• EXTRACTED ENTRIES:

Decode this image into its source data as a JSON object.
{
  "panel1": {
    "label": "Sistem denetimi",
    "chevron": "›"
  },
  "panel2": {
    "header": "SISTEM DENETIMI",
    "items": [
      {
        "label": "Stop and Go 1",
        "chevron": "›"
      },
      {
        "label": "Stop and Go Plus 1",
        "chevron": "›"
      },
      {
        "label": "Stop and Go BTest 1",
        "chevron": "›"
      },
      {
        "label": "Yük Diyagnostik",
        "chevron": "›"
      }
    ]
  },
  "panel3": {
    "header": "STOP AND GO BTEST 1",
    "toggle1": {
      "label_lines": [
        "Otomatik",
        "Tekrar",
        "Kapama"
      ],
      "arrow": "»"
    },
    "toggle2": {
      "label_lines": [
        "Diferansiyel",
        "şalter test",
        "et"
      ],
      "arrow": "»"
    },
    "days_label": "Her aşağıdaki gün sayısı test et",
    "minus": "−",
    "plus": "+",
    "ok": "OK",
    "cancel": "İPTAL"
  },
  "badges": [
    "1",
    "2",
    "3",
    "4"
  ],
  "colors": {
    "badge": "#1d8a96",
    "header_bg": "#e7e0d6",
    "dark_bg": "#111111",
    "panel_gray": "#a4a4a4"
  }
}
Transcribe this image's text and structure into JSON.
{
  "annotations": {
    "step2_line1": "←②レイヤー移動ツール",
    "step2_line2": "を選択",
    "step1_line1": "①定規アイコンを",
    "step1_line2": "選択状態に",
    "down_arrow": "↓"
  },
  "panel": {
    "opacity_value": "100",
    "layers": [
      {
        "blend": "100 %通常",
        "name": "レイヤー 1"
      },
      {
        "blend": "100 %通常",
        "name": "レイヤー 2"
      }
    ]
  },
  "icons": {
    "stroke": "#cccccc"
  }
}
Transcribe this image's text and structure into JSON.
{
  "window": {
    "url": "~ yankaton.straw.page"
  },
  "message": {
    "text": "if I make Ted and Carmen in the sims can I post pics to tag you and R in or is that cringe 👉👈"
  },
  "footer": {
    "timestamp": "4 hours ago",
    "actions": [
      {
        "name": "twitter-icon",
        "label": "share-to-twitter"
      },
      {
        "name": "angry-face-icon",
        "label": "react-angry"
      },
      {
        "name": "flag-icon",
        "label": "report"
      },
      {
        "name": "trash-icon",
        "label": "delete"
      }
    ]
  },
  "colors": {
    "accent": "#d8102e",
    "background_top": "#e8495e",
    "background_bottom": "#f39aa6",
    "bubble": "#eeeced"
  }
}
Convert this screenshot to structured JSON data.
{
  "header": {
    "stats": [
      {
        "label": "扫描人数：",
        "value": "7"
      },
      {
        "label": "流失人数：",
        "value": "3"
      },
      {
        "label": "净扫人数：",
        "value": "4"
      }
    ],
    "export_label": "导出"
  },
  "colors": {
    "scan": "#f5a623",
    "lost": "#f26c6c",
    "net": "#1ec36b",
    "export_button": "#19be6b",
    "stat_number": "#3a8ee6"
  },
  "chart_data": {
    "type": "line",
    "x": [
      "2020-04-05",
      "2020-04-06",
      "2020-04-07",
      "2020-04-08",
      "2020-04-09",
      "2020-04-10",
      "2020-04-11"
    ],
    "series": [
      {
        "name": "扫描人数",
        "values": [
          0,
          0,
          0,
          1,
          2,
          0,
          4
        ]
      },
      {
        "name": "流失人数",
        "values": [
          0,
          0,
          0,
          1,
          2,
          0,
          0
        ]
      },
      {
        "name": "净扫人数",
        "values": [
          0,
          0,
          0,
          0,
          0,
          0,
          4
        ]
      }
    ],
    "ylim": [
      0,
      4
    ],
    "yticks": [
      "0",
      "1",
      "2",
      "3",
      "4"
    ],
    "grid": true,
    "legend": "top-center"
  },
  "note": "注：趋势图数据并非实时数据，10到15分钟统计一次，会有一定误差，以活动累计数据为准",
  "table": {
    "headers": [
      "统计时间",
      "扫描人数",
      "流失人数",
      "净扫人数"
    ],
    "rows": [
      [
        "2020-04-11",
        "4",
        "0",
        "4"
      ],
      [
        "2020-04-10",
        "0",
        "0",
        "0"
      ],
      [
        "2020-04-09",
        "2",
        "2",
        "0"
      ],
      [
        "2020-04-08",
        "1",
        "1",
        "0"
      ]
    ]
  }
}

• TASK:
Output the records above in their entirety, exactly.

• SOLUTION BELOW:
Decode this image into its source data as a JSON object.
{
  "panel1": {
    "label": "Sistem denetimi",
    "chevron": "›"
  },
  "panel2": {
    "header": "SISTEM DENETIMI",
    "items": [
      {
        "label": "Stop and Go 1",
        "chevron": "›"
      },
      {
        "label": "Stop and Go Plus 1",
        "chevron": "›"
      },
      {
        "label": "Stop and Go BTest 1",
        "chevron": "›"
      },
      {
        "label": "Yük Diyagnostik",
        "chevron": "›"
      }
    ]
  },
  "panel3": {
    "header": "STOP AND GO BTEST 1",
    "toggle1": {
      "label_lines": [
        "Otomatik",
        "Tekrar",
        "Kapama"
      ],
      "arrow": "»"
    },
    "toggle2": {
      "label_lines": [
        "Diferansiyel",
        "şalter test",
        "et"
      ],
      "arrow": "»"
    },
    "days_label": "Her aşağıdaki gün sayısı test et",
    "minus": "−",
    "plus": "+",
    "ok": "OK",
    "cancel": "İPTAL"
  },
  "badges": [
    "1",
    "2",
    "3",
    "4"
  ],
  "colors": {
    "badge": "#1d8a96",
    "header_bg": "#e7e0d6",
    "dark_bg": "#111111",
    "panel_gray": "#a4a4a4"
  }
}
Transcribe this image's text and structure into JSON.
{
  "annotations": {
    "step2_line1": "←②レイヤー移動ツール",
    "step2_line2": "を選択",
    "step1_line1": "①定規アイコンを",
    "step1_line2": "選択状態に",
    "down_arrow": "↓"
  },
  "panel": {
    "opacity_value": "100",
    "layers": [
      {
        "blend": "100 %通常",
        "name": "レイヤー 1"
      },
      {
        "blend": "100 %通常",
        "name": "レイヤー 2"
      }
    ]
  },
  "icons": {
    "stroke": "#cccccc"
  }
}
Transcribe this image's text and structure into JSON.
{
  "window": {
    "url": "~ yankaton.straw.page"
  },
  "message": {
    "text": "if I make Ted and Carmen in the sims can I post pics to tag you and R in or is that cringe 👉👈"
  },
  "footer": {
    "timestamp": "4 hours ago",
    "actions": [
      {
        "name": "twitter-icon",
        "label": "share-to-twitter"
      },
      {
        "name": "angry-face-icon",
        "label": "react-angry"
      },
      {
        "name": "flag-icon",
        "label": "report"
      },
      {
        "name": "trash-icon",
        "label": "delete"
      }
    ]
  },
  "colors": {
    "accent": "#d8102e",
    "background_top": "#e8495e",
    "background_bottom": "#f39aa6",
    "bubble": "#eeeced"
  }
}
Convert this screenshot to structured JSON data.
{
  "header": {
    "stats": [
      {
        "label": "扫描人数：",
        "value": "7"
      },
      {
        "label": "流失人数：",
        "value": "3"
      },
      {
        "label": "净扫人数：",
        "value": "4"
      }
    ],
    "export_label": "导出"
  },
  "colors": {
    "scan": "#f5a623",
    "lost": "#f26c6c",
    "net": "#1ec36b",
    "export_button": "#19be6b",
    "stat_number": "#3a8ee6"
  },
  "chart_data": {
    "type": "line",
    "x": [
      "2020-04-05",
      "2020-04-06",
      "2020-04-07",
      "2020-04-08",
      "2020-04-09",
      "2020-04-10",
      "2020-04-11"
    ],
    "series": [
      {
        "name": "扫描人数",
        "values": [
          0,
          0,
          0,
          1,
          2,
          0,
          4
        ]
      },
      {
        "name": "流失人数",
        "values": [
          0,
          0,
          0,
          1,
          2,
          0,
          0
        ]
      },
      {
        "name": "净扫人数",
        "values": [
          0,
          0,
          0,
          0,
          0,
          0,
          4
        ]
      }
    ],
    "ylim": [
      0,
      4
    ],
    "yticks": [
      "0",
      "1",
      "2",
      "3",
      "4"
    ],
    "grid": true,
    "legend": "top-center"
  },
  "note": "注：趋势图数据并非实时数据，10到15分钟统计一次，会有一定误差，以活动累计数据为准",
  "table": {
    "headers": [
      "统计时间",
      "扫描人数",
      "流失人数",
      "净扫人数"
    ],
    "rows": [
      [
        "2020-04-11",
        "4",
        "0",
        "4"
      ],
      [
        "2020-04-10",
        "0",
        "0",
        "0"
      ],
      [
        "2020-04-09",
        "2",
        "2",
        "0"
      ],
      [
        "2020-04-08",
        "1",
        "1",
        "0"
      ]
    ]
  }
}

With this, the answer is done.